> [WORK REQUIRED]: Transcribe every one of the records below verbatim, omitting the pictures.

> [RECORDS SUPPLIED]:

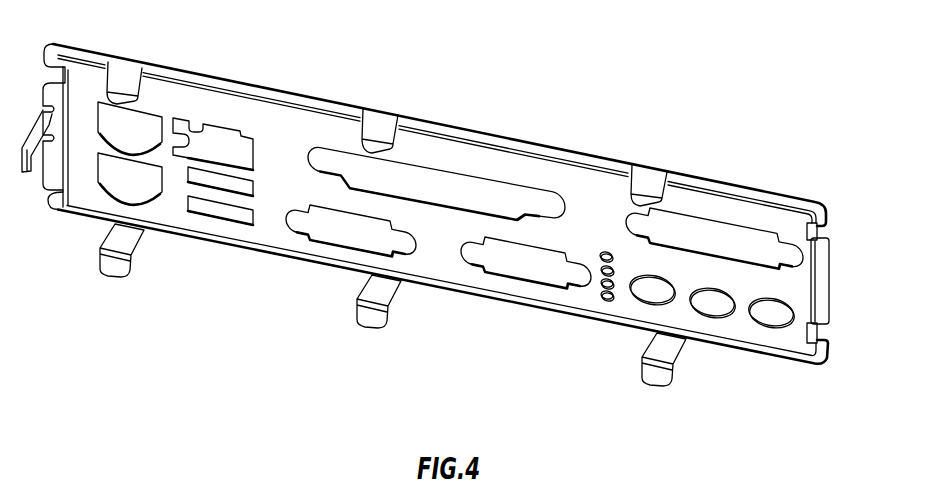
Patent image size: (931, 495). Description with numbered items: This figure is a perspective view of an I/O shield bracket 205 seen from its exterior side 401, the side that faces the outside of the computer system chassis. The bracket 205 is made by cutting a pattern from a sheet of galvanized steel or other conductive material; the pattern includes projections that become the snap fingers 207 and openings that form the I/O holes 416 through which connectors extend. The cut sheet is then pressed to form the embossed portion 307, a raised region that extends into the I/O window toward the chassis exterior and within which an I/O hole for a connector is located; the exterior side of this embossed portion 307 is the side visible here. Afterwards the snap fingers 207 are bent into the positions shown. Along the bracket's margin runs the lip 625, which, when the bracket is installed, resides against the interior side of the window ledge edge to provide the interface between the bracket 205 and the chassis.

The I/O shield bracket 205 is at (818, 207).
The snap fingers 207 is at (388, 125).
The lip 625 is at (743, 183).
The exterior side 401 is at (278, 240).
The embossed portion 307 is at (601, 249).
The I/O holes 416 is at (773, 327).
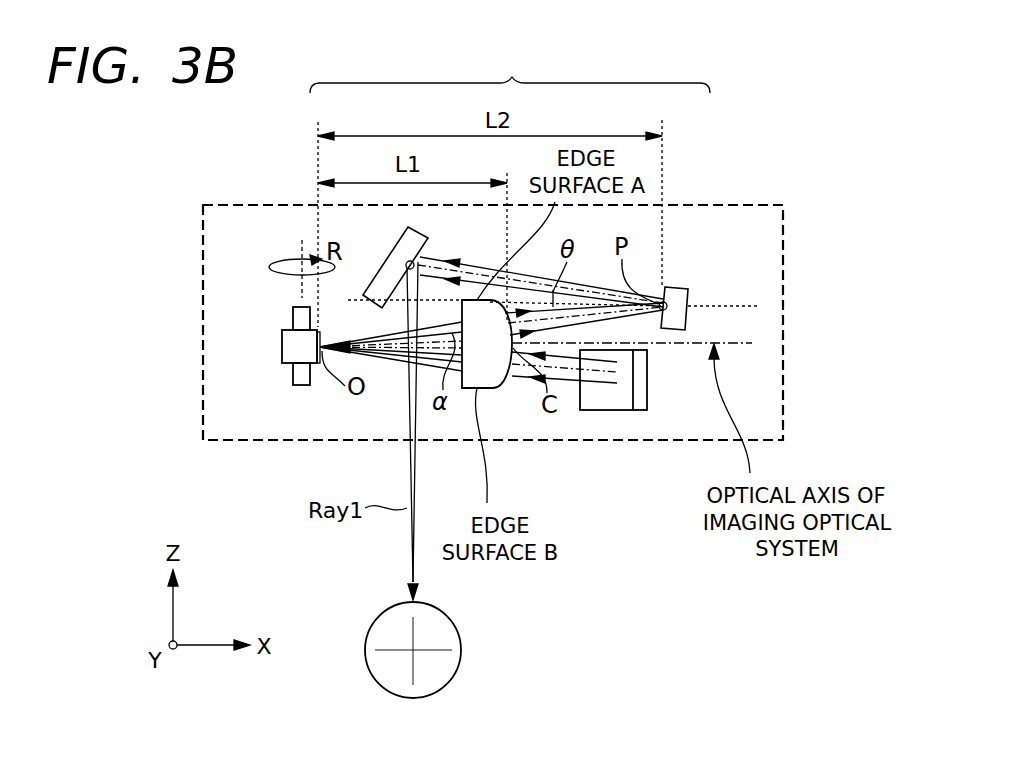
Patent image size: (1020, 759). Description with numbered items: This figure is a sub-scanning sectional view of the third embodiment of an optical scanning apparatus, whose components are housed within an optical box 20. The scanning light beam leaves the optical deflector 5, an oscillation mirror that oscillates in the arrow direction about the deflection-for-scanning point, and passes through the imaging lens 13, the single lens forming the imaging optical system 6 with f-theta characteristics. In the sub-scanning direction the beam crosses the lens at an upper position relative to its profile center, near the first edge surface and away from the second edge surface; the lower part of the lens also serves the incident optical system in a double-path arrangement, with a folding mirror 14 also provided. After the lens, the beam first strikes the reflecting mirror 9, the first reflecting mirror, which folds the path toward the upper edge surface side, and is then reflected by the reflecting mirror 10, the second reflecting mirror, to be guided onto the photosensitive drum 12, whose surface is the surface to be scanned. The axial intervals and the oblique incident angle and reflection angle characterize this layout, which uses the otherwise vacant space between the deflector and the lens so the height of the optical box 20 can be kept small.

The optical deflector 5 is at (282, 345).
The imaging optical system 6 is at (510, 72).
The reflecting mirror 9 is at (676, 290).
The reflecting mirror 10 is at (398, 244).
The photosensitive drum 12 is at (461, 650).
The imaging lens 13 is at (488, 380).
The folding mirror 14 is at (610, 410).
The optical box 20 is at (783, 370).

> [REPLY TO THE TASK]:
Patent image size: (931, 495). Description with numbered items: This figure is a perspective view of an I/O shield bracket 205 seen from its exterior side 401, the side that faces the outside of the computer system chassis. The bracket 205 is made by cutting a pattern from a sheet of galvanized steel or other conductive material; the pattern includes projections that become the snap fingers 207 and openings that form the I/O holes 416 through which connectors extend. The cut sheet is then pressed to form the embossed portion 307, a raised region that extends into the I/O window toward the chassis exterior and within which an I/O hole for a connector is located; the exterior side of this embossed portion 307 is the side visible here. Afterwards the snap fingers 207 are bent into the positions shown. Along the bracket's margin runs the lip 625, which, when the bracket is installed, resides against the interior side of the window ledge edge to provide the interface between the bracket 205 and the chassis.

The I/O shield bracket 205 is at (818, 207).
The snap fingers 207 is at (388, 125).
The lip 625 is at (743, 183).
The exterior side 401 is at (278, 240).
The embossed portion 307 is at (601, 249).
The I/O holes 416 is at (773, 327).
Patent image size: (1020, 759). Description with numbered items: This figure is a sub-scanning sectional view of the third embodiment of an optical scanning apparatus, whose components are housed within an optical box 20. The scanning light beam leaves the optical deflector 5, an oscillation mirror that oscillates in the arrow direction about the deflection-for-scanning point, and passes through the imaging lens 13, the single lens forming the imaging optical system 6 with f-theta characteristics. In the sub-scanning direction the beam crosses the lens at an upper position relative to its profile center, near the first edge surface and away from the second edge surface; the lower part of the lens also serves the incident optical system in a double-path arrangement, with a folding mirror 14 also provided. After the lens, the beam first strikes the reflecting mirror 9, the first reflecting mirror, which folds the path toward the upper edge surface side, and is then reflected by the reflecting mirror 10, the second reflecting mirror, to be guided onto the photosensitive drum 12, whose surface is the surface to be scanned. The axial intervals and the oblique incident angle and reflection angle characterize this layout, which uses the otherwise vacant space between the deflector and the lens so the height of the optical box 20 can be kept small.

The optical deflector 5 is at (282, 345).
The imaging optical system 6 is at (510, 72).
The reflecting mirror 9 is at (676, 290).
The reflecting mirror 10 is at (398, 244).
The photosensitive drum 12 is at (461, 650).
The imaging lens 13 is at (488, 380).
The folding mirror 14 is at (610, 410).
The optical box 20 is at (783, 370).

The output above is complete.